* REQUIRED TASK: Return all of the data exactly, with nothing left out but the pictures.

* SUPPLIED ENTRIES:
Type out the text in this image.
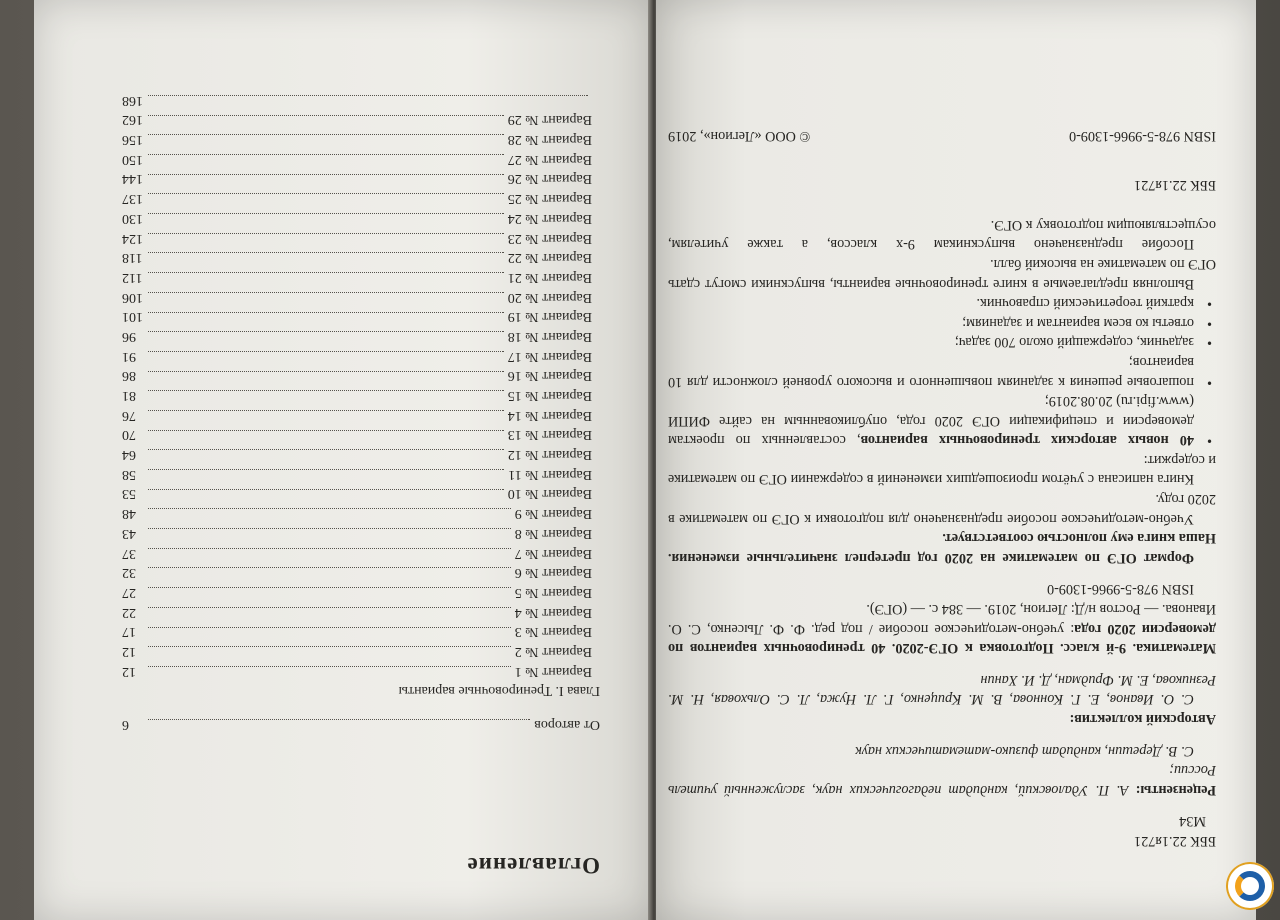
Оглавление
От авторов
6
Глава I. Тренировочные варианты
Вариант № 1
12
Вариант № 2
12
Вариант № 3
17
Вариант № 4
22
Вариант № 5
27
Вариант № 6
32
Вариант № 7
37
Вариант № 8
43
Вариант № 9
48
Вариант № 10
53
Вариант № 11
58
Вариант № 12
64
Вариант № 13
70
Вариант № 14
76
Вариант № 15
81
Вариант № 16
86
Вариант № 17
91
Вариант № 18
96
Вариант № 19
101
Вариант № 20
106
Вариант № 21
112
Вариант № 22
118
Вариант № 23
124
Вариант № 24
130
Вариант № 25
137
Вариант № 26
144
Вариант № 27
150
Вариант № 28
156
Вариант № 29
162
168

ББК 22.1я721

М34

Рецензенты: А. П. Удаловский, кандидат педагогических наук, заслуженный учитель России;

С. В. Дерешин, кандидат физико-математических наук

Авторский коллектив:

С. О. Иванов, Е. Г. Коннова, В. М. Криценко, Г. Л. Нужа, Л. С. Ольховая, Н. М. Резникова, Е. М. Фридман, Д. И. Ханин

Математика. 9-й класс. Подготовка к ОГЭ-2020. 40 тренировочных вариантов по демоверсии 2020 года: учебно-методическое пособие / под ред. Ф. Ф. Лысенко, С. О. Иванова. — Ростов н/Д: Легион, 2019. — 384 с. — (ОГЭ).

ISBN 978-5-9966-1309-0

Формат ОГЭ по математике на 2020 год претерпел значительные изменения. Наша книга ему полностью соответствует.

Учебно-методическое пособие предназначено для подготовки к ОГЭ по математике в 2020 году.

Книга написана с учётом произошедших изменений в содержании ОГЭ по математике и содержит:

• 40 новых авторских тренировочных вариантов, составленных по проектам демоверсии и спецификации ОГЭ 2020 года, опубликованным на сайте ФИПИ (www.fipi.ru) 20.08.2019;

• пошаговые решения к заданиям повышенного и высокого уровней сложности для 10 вариантов;

• задачник, содержащий около 700 задач;

• ответы ко всем вариантам и заданиям;

• краткий теоретический справочник.

Выполняя предлагаемые в книге тренировочные варианты, выпускники смогут сдать ОГЭ по математике на высокий балл.

Пособие предназначено выпускникам 9-х классов, а также учителям, осуществляющим подготовку к ОГЭ.

ББК 22.1я721

ISBN 978-5-9966-1309-0
© ООО «Легион», 2019
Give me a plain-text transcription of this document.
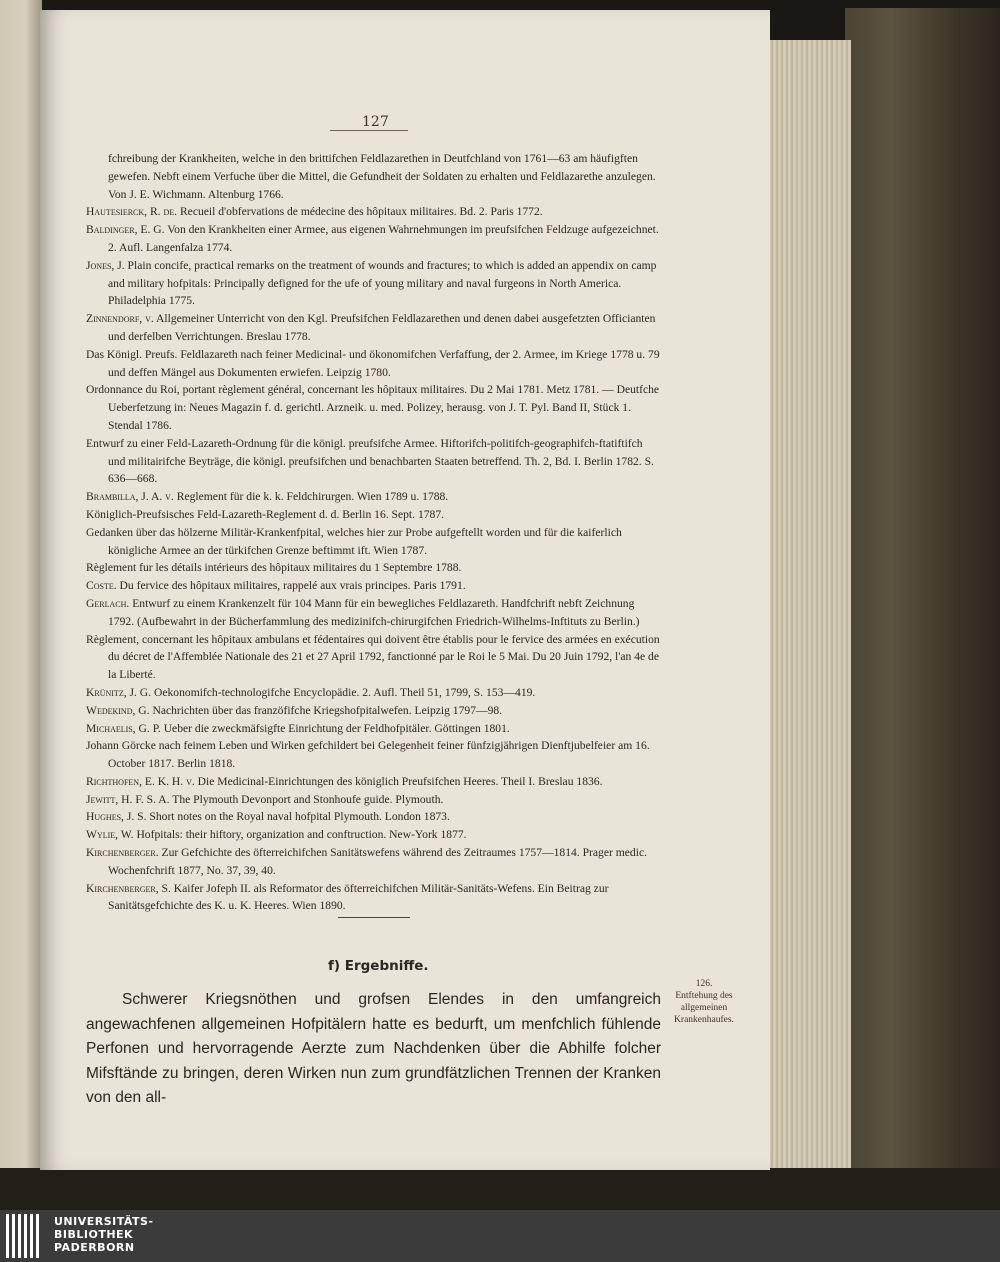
127

fchreibung der Krankheiten, welche in den brittifchen Feldlazarethen in Deutfchland von 1761—63 am häufigften gewefen. Nebft einem Verfuche über die Mittel, die Gefundheit der Soldaten zu erhalten und Feldlazarethe anzulegen. Von J. E. Wichmann. Altenburg 1766.

Hautesierck, R. de. Recueil d'obfervations de médecine des hôpitaux militaires. Bd. 2. Paris 1772.

Baldinger, E. G. Von den Krankheiten einer Armee, aus eigenen Wahrnehmungen im preufsifchen Feldzuge aufgezeichnet. 2. Aufl. Langenfalza 1774.

Jones, J. Plain concife, practical remarks on the treatment of wounds and fractures; to which is added an appendix on camp and military hofpitals: Principally defigned for the ufe of young military and naval furgeons in North America. Philadelphia 1775.

Zinnendorf, v. Allgemeiner Unterricht von den Kgl. Preufsifchen Feldlazarethen und denen dabei ausgefetzten Officianten und derfelben Verrichtungen. Breslau 1778.

Das Königl. Preufs. Feldlazareth nach feiner Medicinal- und ökonomifchen Verfaffung, der 2. Armee, im Kriege 1778 u. 79 und deffen Mängel aus Dokumenten erwiefen. Leipzig 1780.

Ordonnance du Roi, portant règlement général, concernant les hôpitaux militaires. Du 2 Mai 1781. Metz 1781. — Deutfche Ueberfetzung in: Neues Magazin f. d. gerichtl. Arzneik. u. med. Polizey, herausg. von J. T. Pyl. Band II, Stück 1. Stendal 1786.

Entwurf zu einer Feld-Lazareth-Ordnung für die königl. preufsifche Armee. Hiftorifch-politifch-geographifch-ftatiftifch und militairifche Beyträge, die königl. preufsifchen und benachbarten Staaten betreffend. Th. 2, Bd. I. Berlin 1782. S. 636—668.

Brambilla, J. A. v. Reglement für die k. k. Feldchirurgen. Wien 1789 u. 1788.

Königlich-Preufsisches Feld-Lazareth-Reglement d. d. Berlin 16. Sept. 1787.

Gedanken über das hölzerne Militär-Krankenfpital, welches hier zur Probe aufgeftellt worden und für die kaiferlich königliche Armee an der türkifchen Grenze beftimmt ift. Wien 1787.

Règlement fur les détails intérieurs des hôpitaux militaires du 1 Septembre 1788.

Coste. Du fervice des hôpitaux militaires, rappelé aux vrais principes. Paris 1791.

Gerlach. Entwurf zu einem Krankenzelt für 104 Mann für ein bewegliches Feldlazareth. Handfchrift nebft Zeichnung 1792. (Aufbewahrt in der Bücherfammlung des medizinifch-chirurgifchen Friedrich-Wilhelms-Inftituts zu Berlin.)

Règlement, concernant les hôpitaux ambulans et fédentaires qui doivent être établis pour le fervice des armées en exécution du décret de l'Affemblée Nationale des 21 et 27 April 1792, fanctionné par le Roi le 5 Mai. Du 20 Juin 1792, l'an 4e de la Liberté.

Krünitz, J. G. Oekonomifch-technologifche Encyclopädie. 2. Aufl. Theil 51, 1799, S. 153—419.

Wedekind, G. Nachrichten über das franzöfifche Kriegshofpitalwefen. Leipzig 1797—98.

Michaelis, G. P. Ueber die zweckmäfsigfte Einrichtung der Feldhofpitäler. Göttingen 1801.

Johann Görcke nach feinem Leben und Wirken gefchildert bei Gelegenheit feiner fünfzigjährigen Dienftjubelfeier am 16. October 1817. Berlin 1818.

Richthofen, E. K. H. v. Die Medicinal-Einrichtungen des königlich Preufsifchen Heeres. Theil I. Breslau 1836.

Jewitt, H. F. S. A. The Plymouth Devonport and Stonhoufe guide. Plymouth.

Hughes, J. S. Short notes on the Royal naval hofpital Plymouth. London 1873.

Wylie, W. Hofpitals: their hiftory, organization and conftruction. New-York 1877.

Kirchenberger. Zur Gefchichte des öfterreichifchen Sanitätswefens während des Zeitraumes 1757—1814. Prager medic. Wochenfchrift 1877, No. 37, 39, 40.

Kirchenberger, S. Kaifer Jofeph II. als Reformator des öfterreichifchen Militär-Sanitäts-Wefens. Ein Beitrag zur Sanitätsgefchichte des K. u. K. Heeres. Wien 1890.

f) Ergebniffe.
Schwerer Kriegsnöthen und grofsen Elendes in den umfangreich angewachfenen allgemeinen Hofpitälern hatte es bedurft, um menfchlich fühlende Perfonen und hervorragende Aerzte zum Nachdenken über die Abhilfe folcher Mifsftände zu bringen, deren Wirken nun zum grundfätzlichen Trennen der Kranken von den all-
126.
Entftehung des allgemeinen Krankenhaufes.
UNIVERSITÄTS-
BIBLIOTHEK
PADERBORN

* TASK ANSWER:
Type out the text in this image.
Оглавление
От авторов
6
Глава I. Тренировочные варианты
Вариант № 1
12
Вариант № 2
12
Вариант № 3
17
Вариант № 4
22
Вариант № 5
27
Вариант № 6
32
Вариант № 7
37
Вариант № 8
43
Вариант № 9
48
Вариант № 10
53
Вариант № 11
58
Вариант № 12
64
Вариант № 13
70
Вариант № 14
76
Вариант № 15
81
Вариант № 16
86
Вариант № 17
91
Вариант № 18
96
Вариант № 19
101
Вариант № 20
106
Вариант № 21
112
Вариант № 22
118
Вариант № 23
124
Вариант № 24
130
Вариант № 25
137
Вариант № 26
144
Вариант № 27
150
Вариант № 28
156
Вариант № 29
162
168

ББК 22.1я721

М34

Рецензенты: А. П. Удаловский, кандидат педагогических наук, заслуженный учитель России;

С. В. Дерешин, кандидат физико-математических наук

Авторский коллектив:

С. О. Иванов, Е. Г. Коннова, В. М. Криценко, Г. Л. Нужа, Л. С. Ольховая, Н. М. Резникова, Е. М. Фридман, Д. И. Ханин

Математика. 9-й класс. Подготовка к ОГЭ-2020. 40 тренировочных вариантов по демоверсии 2020 года: учебно-методическое пособие / под ред. Ф. Ф. Лысенко, С. О. Иванова. — Ростов н/Д: Легион, 2019. — 384 с. — (ОГЭ).

ISBN 978-5-9966-1309-0

Формат ОГЭ по математике на 2020 год претерпел значительные изменения. Наша книга ему полностью соответствует.

Учебно-методическое пособие предназначено для подготовки к ОГЭ по математике в 2020 году.

Книга написана с учётом произошедших изменений в содержании ОГЭ по математике и содержит:

• 40 новых авторских тренировочных вариантов, составленных по проектам демоверсии и спецификации ОГЭ 2020 года, опубликованным на сайте ФИПИ (www.fipi.ru) 20.08.2019;

• пошаговые решения к заданиям повышенного и высокого уровней сложности для 10 вариантов;

• задачник, содержащий около 700 задач;

• ответы ко всем вариантам и заданиям;

• краткий теоретический справочник.

Выполняя предлагаемые в книге тренировочные варианты, выпускники смогут сдать ОГЭ по математике на высокий балл.

Пособие предназначено выпускникам 9-х классов, а также учителям, осуществляющим подготовку к ОГЭ.

ББК 22.1я721

ISBN 978-5-9966-1309-0
© ООО «Легион», 2019
Give me a plain-text transcription of this document.
127

fchreibung der Krankheiten, welche in den brittifchen Feldlazarethen in Deutfchland von 1761—63 am häufigften gewefen. Nebft einem Verfuche über die Mittel, die Gefundheit der Soldaten zu erhalten und Feldlazarethe anzulegen. Von J. E. Wichmann. Altenburg 1766.

Hautesierck, R. de. Recueil d'obfervations de médecine des hôpitaux militaires. Bd. 2. Paris 1772.

Baldinger, E. G. Von den Krankheiten einer Armee, aus eigenen Wahrnehmungen im preufsifchen Feldzuge aufgezeichnet. 2. Aufl. Langenfalza 1774.

Jones, J. Plain concife, practical remarks on the treatment of wounds and fractures; to which is added an appendix on camp and military hofpitals: Principally defigned for the ufe of young military and naval furgeons in North America. Philadelphia 1775.

Zinnendorf, v. Allgemeiner Unterricht von den Kgl. Preufsifchen Feldlazarethen und denen dabei ausgefetzten Officianten und derfelben Verrichtungen. Breslau 1778.

Das Königl. Preufs. Feldlazareth nach feiner Medicinal- und ökonomifchen Verfaffung, der 2. Armee, im Kriege 1778 u. 79 und deffen Mängel aus Dokumenten erwiefen. Leipzig 1780.

Ordonnance du Roi, portant règlement général, concernant les hôpitaux militaires. Du 2 Mai 1781. Metz 1781. — Deutfche Ueberfetzung in: Neues Magazin f. d. gerichtl. Arzneik. u. med. Polizey, herausg. von J. T. Pyl. Band II, Stück 1. Stendal 1786.

Entwurf zu einer Feld-Lazareth-Ordnung für die königl. preufsifche Armee. Hiftorifch-politifch-geographifch-ftatiftifch und militairifche Beyträge, die königl. preufsifchen und benachbarten Staaten betreffend. Th. 2, Bd. I. Berlin 1782. S. 636—668.

Brambilla, J. A. v. Reglement für die k. k. Feldchirurgen. Wien 1789 u. 1788.

Königlich-Preufsisches Feld-Lazareth-Reglement d. d. Berlin 16. Sept. 1787.

Gedanken über das hölzerne Militär-Krankenfpital, welches hier zur Probe aufgeftellt worden und für die kaiferlich königliche Armee an der türkifchen Grenze beftimmt ift. Wien 1787.

Règlement fur les détails intérieurs des hôpitaux militaires du 1 Septembre 1788.

Coste. Du fervice des hôpitaux militaires, rappelé aux vrais principes. Paris 1791.

Gerlach. Entwurf zu einem Krankenzelt für 104 Mann für ein bewegliches Feldlazareth. Handfchrift nebft Zeichnung 1792. (Aufbewahrt in der Bücherfammlung des medizinifch-chirurgifchen Friedrich-Wilhelms-Inftituts zu Berlin.)

Règlement, concernant les hôpitaux ambulans et fédentaires qui doivent être établis pour le fervice des armées en exécution du décret de l'Affemblée Nationale des 21 et 27 April 1792, fanctionné par le Roi le 5 Mai. Du 20 Juin 1792, l'an 4e de la Liberté.

Krünitz, J. G. Oekonomifch-technologifche Encyclopädie. 2. Aufl. Theil 51, 1799, S. 153—419.

Wedekind, G. Nachrichten über das franzöfifche Kriegshofpitalwefen. Leipzig 1797—98.

Michaelis, G. P. Ueber die zweckmäfsigfte Einrichtung der Feldhofpitäler. Göttingen 1801.

Johann Görcke nach feinem Leben und Wirken gefchildert bei Gelegenheit feiner fünfzigjährigen Dienftjubelfeier am 16. October 1817. Berlin 1818.

Richthofen, E. K. H. v. Die Medicinal-Einrichtungen des königlich Preufsifchen Heeres. Theil I. Breslau 1836.

Jewitt, H. F. S. A. The Plymouth Devonport and Stonhoufe guide. Plymouth.

Hughes, J. S. Short notes on the Royal naval hofpital Plymouth. London 1873.

Wylie, W. Hofpitals: their hiftory, organization and conftruction. New-York 1877.

Kirchenberger. Zur Gefchichte des öfterreichifchen Sanitätswefens während des Zeitraumes 1757—1814. Prager medic. Wochenfchrift 1877, No. 37, 39, 40.

Kirchenberger, S. Kaifer Jofeph II. als Reformator des öfterreichifchen Militär-Sanitäts-Wefens. Ein Beitrag zur Sanitätsgefchichte des K. u. K. Heeres. Wien 1890.

f) Ergebniffe.
Schwerer Kriegsnöthen und grofsen Elendes in den umfangreich angewachfenen allgemeinen Hofpitälern hatte es bedurft, um menfchlich fühlende Perfonen und hervorragende Aerzte zum Nachdenken über die Abhilfe folcher Mifsftände zu bringen, deren Wirken nun zum grundfätzlichen Trennen der Kranken von den all-
126.
Entftehung des allgemeinen Krankenhaufes.
UNIVERSITÄTS-
BIBLIOTHEK
PADERBORN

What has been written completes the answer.